● Exercise prompt
Rewrite the records below, changing every "phrenologist" to "craniologist" and leaving everything else as it is.

Box coordinate listings
----

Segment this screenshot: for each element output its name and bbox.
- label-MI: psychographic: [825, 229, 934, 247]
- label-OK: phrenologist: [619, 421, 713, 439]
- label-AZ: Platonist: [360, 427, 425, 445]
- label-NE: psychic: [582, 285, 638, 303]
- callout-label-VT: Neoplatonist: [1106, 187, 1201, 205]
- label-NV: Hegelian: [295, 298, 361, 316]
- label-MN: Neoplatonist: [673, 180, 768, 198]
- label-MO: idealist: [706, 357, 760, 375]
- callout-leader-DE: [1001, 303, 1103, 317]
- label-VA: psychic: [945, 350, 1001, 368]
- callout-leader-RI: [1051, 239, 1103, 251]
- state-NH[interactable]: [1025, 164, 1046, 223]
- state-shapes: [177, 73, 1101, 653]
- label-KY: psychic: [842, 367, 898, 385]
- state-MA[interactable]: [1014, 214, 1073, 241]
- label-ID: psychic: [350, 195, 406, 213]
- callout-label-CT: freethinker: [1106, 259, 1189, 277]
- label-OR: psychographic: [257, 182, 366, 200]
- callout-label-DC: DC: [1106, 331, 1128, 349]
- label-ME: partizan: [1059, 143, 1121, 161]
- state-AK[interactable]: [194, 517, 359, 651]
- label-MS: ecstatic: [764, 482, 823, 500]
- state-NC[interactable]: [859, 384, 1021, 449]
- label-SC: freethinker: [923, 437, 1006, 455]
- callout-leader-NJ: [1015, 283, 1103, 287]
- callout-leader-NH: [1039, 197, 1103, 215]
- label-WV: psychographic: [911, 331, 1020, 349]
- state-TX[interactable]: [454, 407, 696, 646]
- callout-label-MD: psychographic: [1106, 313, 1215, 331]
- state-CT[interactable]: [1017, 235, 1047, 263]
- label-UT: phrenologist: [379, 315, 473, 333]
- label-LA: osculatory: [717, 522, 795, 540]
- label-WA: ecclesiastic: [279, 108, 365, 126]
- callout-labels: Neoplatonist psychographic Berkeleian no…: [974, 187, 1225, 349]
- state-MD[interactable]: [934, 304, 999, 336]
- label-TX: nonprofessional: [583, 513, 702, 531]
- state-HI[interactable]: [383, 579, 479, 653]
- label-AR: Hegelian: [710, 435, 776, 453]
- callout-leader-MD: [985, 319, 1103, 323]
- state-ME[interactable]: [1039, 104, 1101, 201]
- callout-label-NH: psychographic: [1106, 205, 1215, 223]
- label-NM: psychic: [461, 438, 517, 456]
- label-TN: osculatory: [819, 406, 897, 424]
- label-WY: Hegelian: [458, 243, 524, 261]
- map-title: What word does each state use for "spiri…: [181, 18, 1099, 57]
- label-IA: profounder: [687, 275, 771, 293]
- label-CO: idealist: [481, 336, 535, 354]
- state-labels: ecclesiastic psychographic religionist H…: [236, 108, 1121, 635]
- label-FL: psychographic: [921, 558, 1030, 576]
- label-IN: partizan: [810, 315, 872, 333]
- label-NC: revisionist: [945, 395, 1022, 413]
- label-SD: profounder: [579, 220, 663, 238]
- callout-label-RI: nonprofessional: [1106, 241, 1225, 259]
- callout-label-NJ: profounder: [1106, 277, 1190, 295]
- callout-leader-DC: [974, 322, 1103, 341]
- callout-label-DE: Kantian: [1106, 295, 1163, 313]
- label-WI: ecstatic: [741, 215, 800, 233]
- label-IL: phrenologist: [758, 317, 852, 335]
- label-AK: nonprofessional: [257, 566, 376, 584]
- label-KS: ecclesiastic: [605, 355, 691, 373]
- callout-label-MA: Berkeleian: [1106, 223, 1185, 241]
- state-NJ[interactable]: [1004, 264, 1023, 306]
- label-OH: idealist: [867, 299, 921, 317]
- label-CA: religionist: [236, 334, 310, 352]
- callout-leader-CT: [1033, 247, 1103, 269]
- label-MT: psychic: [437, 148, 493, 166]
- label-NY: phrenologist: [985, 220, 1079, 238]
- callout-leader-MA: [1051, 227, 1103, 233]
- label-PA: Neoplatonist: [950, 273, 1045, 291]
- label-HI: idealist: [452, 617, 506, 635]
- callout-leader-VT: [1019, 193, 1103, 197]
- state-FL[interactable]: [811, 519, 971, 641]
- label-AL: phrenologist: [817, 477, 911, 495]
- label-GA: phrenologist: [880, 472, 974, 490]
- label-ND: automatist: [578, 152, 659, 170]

----

● Worked solution
Segment this screenshot: for each element output its name and bbox.
- label-MI: psychographic: [825, 229, 934, 247]
- label-OK: craniologist: [619, 421, 713, 439]
- label-AZ: Platonist: [360, 427, 425, 445]
- label-NE: psychic: [582, 285, 638, 303]
- callout-label-VT: Neoplatonist: [1106, 187, 1201, 205]
- label-NV: Hegelian: [295, 298, 361, 316]
- label-MN: Neoplatonist: [673, 180, 768, 198]
- label-MO: idealist: [706, 357, 760, 375]
- callout-leader-DE: [1001, 303, 1103, 317]
- label-VA: psychic: [945, 350, 1001, 368]
- callout-leader-RI: [1051, 239, 1103, 251]
- state-NH[interactable]: [1025, 164, 1046, 223]
- state-shapes: [177, 73, 1101, 653]
- label-KY: psychic: [842, 367, 898, 385]
- state-MA[interactable]: [1014, 214, 1073, 241]
- label-ID: psychic: [350, 195, 406, 213]
- callout-label-CT: freethinker: [1106, 259, 1189, 277]
- label-OR: psychographic: [257, 182, 366, 200]
- callout-label-DC: DC: [1106, 331, 1128, 349]
- label-ME: partizan: [1059, 143, 1121, 161]
- state-AK[interactable]: [194, 517, 359, 651]
- label-MS: ecstatic: [764, 482, 823, 500]
- state-NC[interactable]: [859, 384, 1021, 449]
- label-SC: freethinker: [923, 437, 1006, 455]
- callout-leader-NJ: [1015, 283, 1103, 287]
- callout-leader-NH: [1039, 197, 1103, 215]
- label-WV: psychographic: [911, 331, 1020, 349]
- state-TX[interactable]: [454, 407, 696, 646]
- callout-label-MD: psychographic: [1106, 313, 1215, 331]
- state-CT[interactable]: [1017, 235, 1047, 263]
- label-UT: craniologist: [379, 315, 473, 333]
- label-LA: osculatory: [717, 522, 795, 540]
- label-WA: ecclesiastic: [279, 108, 365, 126]
- callout-labels: Neoplatonist psychographic Berkeleian no…: [974, 187, 1225, 349]
- state-MD[interactable]: [934, 304, 999, 336]
- label-TX: nonprofessional: [583, 513, 702, 531]
- state-HI[interactable]: [383, 579, 479, 653]
- label-AR: Hegelian: [710, 435, 776, 453]
- callout-leader-MD: [985, 319, 1103, 323]
- state-ME[interactable]: [1039, 104, 1101, 201]
- callout-label-NH: psychographic: [1106, 205, 1215, 223]
- label-NM: psychic: [461, 438, 517, 456]
- label-TN: osculatory: [819, 406, 897, 424]
- label-WY: Hegelian: [458, 243, 524, 261]
- map-title: What word does each state use for "spiri…: [181, 18, 1099, 57]
- label-IA: profounder: [687, 275, 771, 293]
- label-CO: idealist: [481, 336, 535, 354]
- state-labels: ecclesiastic psychographic religionist H…: [236, 108, 1121, 635]
- label-FL: psychographic: [921, 558, 1030, 576]
- label-IN: partizan: [810, 315, 872, 333]
- label-NC: revisionist: [945, 395, 1022, 413]
- label-SD: profounder: [579, 220, 663, 238]
- callout-label-RI: nonprofessional: [1106, 241, 1225, 259]
- callout-label-NJ: profounder: [1106, 277, 1190, 295]
- callout-leader-DC: [974, 322, 1103, 341]
- callout-label-DE: Kantian: [1106, 295, 1163, 313]
- label-WI: ecstatic: [741, 215, 800, 233]
- label-IL: craniologist: [758, 317, 852, 335]
- label-AK: nonprofessional: [257, 566, 376, 584]
- label-KS: ecclesiastic: [605, 355, 691, 373]
- callout-label-MA: Berkeleian: [1106, 223, 1185, 241]
- state-NJ[interactable]: [1004, 264, 1023, 306]
- label-OH: idealist: [867, 299, 921, 317]
- label-CA: religionist: [236, 334, 310, 352]
- callout-leader-CT: [1033, 247, 1103, 269]
- label-MT: psychic: [437, 148, 493, 166]
- label-NY: craniologist: [985, 220, 1079, 238]
- callout-leader-MA: [1051, 227, 1103, 233]
- label-PA: Neoplatonist: [950, 273, 1045, 291]
- label-HI: idealist: [452, 617, 506, 635]
- callout-leader-VT: [1019, 193, 1103, 197]
- state-FL[interactable]: [811, 519, 971, 641]
- label-AL: craniologist: [817, 477, 911, 495]
- label-GA: craniologist: [880, 472, 974, 490]
- label-ND: automatist: [578, 152, 659, 170]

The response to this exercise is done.